**Do this:**
Every record should be written out exactly, with the pictures left out.

— Start of Exercise material —

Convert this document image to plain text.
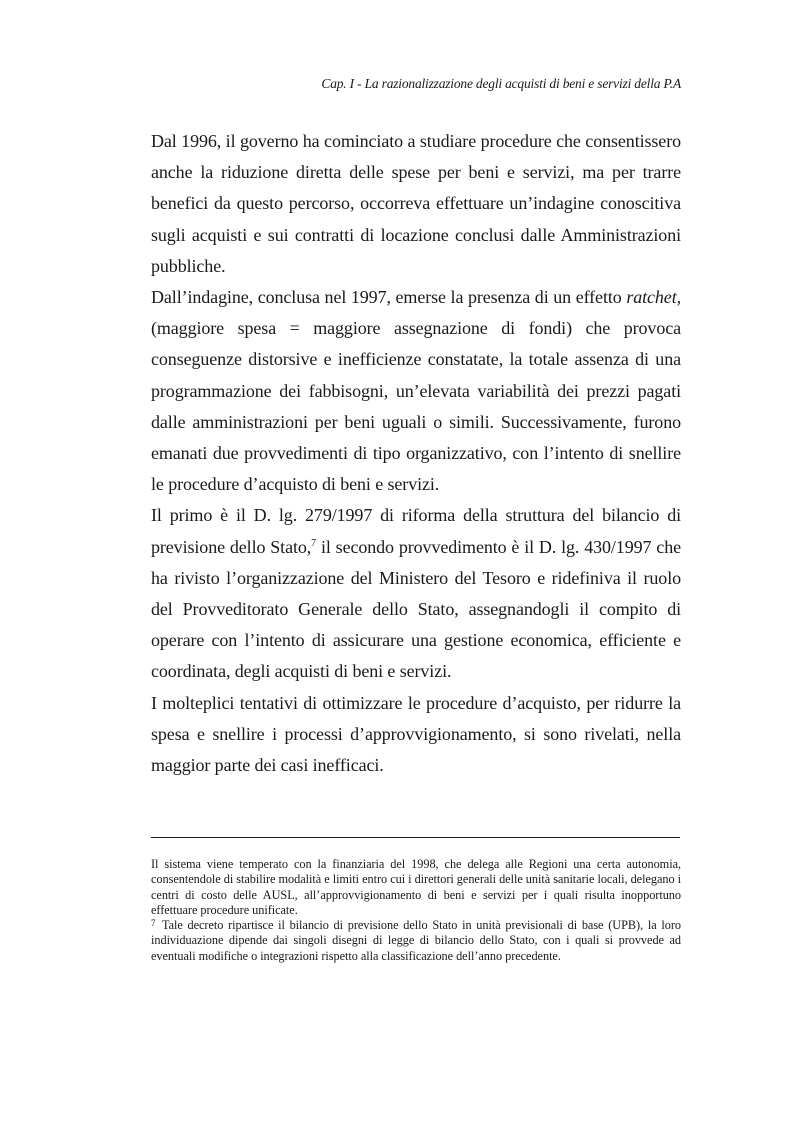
Cap. I - La razionalizzazione degli acquisti di beni e servizi della P.A

Dal 1996, il governo ha cominciato a studiare procedure che consentissero anche la riduzione diretta delle spese per beni e servizi, ma per trarre benefici da questo percorso, occorreva effettuare un’indagine conoscitiva sugli acquisti e sui contratti di locazione conclusi dalle Amministrazioni pubbliche.

Dall’indagine, conclusa nel 1997, emerse la presenza di un effetto ratchet, (maggiore spesa = maggiore assegnazione di fondi) che provoca conseguenze distorsive e inefficienze constatate, la totale assenza di una programmazione dei fabbisogni, un’elevata variabilità dei prezzi pagati dalle amministrazioni per beni uguali o simili. Successivamente, furono emanati due provvedimenti di tipo organizzativo, con l’intento di snellire le procedure d’acquisto di beni e servizi.

Il primo è il D. lg. 279/1997 di riforma della struttura del bilancio di previsione dello Stato,$^7$ il secondo provvedimento è il D. lg. 430/1997 che ha rivisto l’organizzazione del Ministero del Tesoro e ridefiniva il ruolo del Provveditorato Generale dello Stato, assegnandogli il compito di operare con l’intento di assicurare una gestione economica, efficiente e coordinata, degli acquisti di beni e servizi.

I molteplici tentativi di ottimizzare le procedure d’acquisto, per ridurre la spesa e snellire i processi d’approvvigionamento, si sono rivelati, nella maggior parte dei casi inefficaci.

Il sistema viene temperato con la finanziaria del 1998, che delega alle Regioni una certa autonomia, consentendole di stabilire modalità e limiti entro cui i direttori generali delle unità sanitarie locali, delegano i centri di costo delle AUSL, all’approvvigionamento di beni e servizi per i quali risulta inopportuno effettuare procedure unificate.

$^7$ Tale decreto ripartisce il bilancio di previsione dello Stato in unità previsionali di base (UPB), la loro individuazione dipende dai singoli disegni di legge di bilancio dello Stato, con i quali si provvede ad eventuali modifiche o integrazioni rispetto alla classificazione dell’anno precedente.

— End of Exercise material —

**Finished exercise:**
Convert this document image to plain text.
Cap. I - La razionalizzazione degli acquisti di beni e servizi della P.A

Dal 1996, il governo ha cominciato a studiare procedure che consentissero anche la riduzione diretta delle spese per beni e servizi, ma per trarre benefici da questo percorso, occorreva effettuare un’indagine conoscitiva sugli acquisti e sui contratti di locazione conclusi dalle Amministrazioni pubbliche.

Dall’indagine, conclusa nel 1997, emerse la presenza di un effetto ratchet, (maggiore spesa = maggiore assegnazione di fondi) che provoca conseguenze distorsive e inefficienze constatate, la totale assenza di una programmazione dei fabbisogni, un’elevata variabilità dei prezzi pagati dalle amministrazioni per beni uguali o simili. Successivamente, furono emanati due provvedimenti di tipo organizzativo, con l’intento di snellire le procedure d’acquisto di beni e servizi.

Il primo è il D. lg. 279/1997 di riforma della struttura del bilancio di previsione dello Stato,$^7$ il secondo provvedimento è il D. lg. 430/1997 che ha rivisto l’organizzazione del Ministero del Tesoro e ridefiniva il ruolo del Provveditorato Generale dello Stato, assegnandogli il compito di operare con l’intento di assicurare una gestione economica, efficiente e coordinata, degli acquisti di beni e servizi.

I molteplici tentativi di ottimizzare le procedure d’acquisto, per ridurre la spesa e snellire i processi d’approvvigionamento, si sono rivelati, nella maggior parte dei casi inefficaci.

Il sistema viene temperato con la finanziaria del 1998, che delega alle Regioni una certa autonomia, consentendole di stabilire modalità e limiti entro cui i direttori generali delle unità sanitarie locali, delegano i centri di costo delle AUSL, all’approvvigionamento di beni e servizi per i quali risulta inopportuno effettuare procedure unificate.

$^7$ Tale decreto ripartisce il bilancio di previsione dello Stato in unità previsionali di base (UPB), la loro individuazione dipende dai singoli disegni di legge di bilancio dello Stato, con i quali si provvede ad eventuali modifiche o integrazioni rispetto alla classificazione dell’anno precedente.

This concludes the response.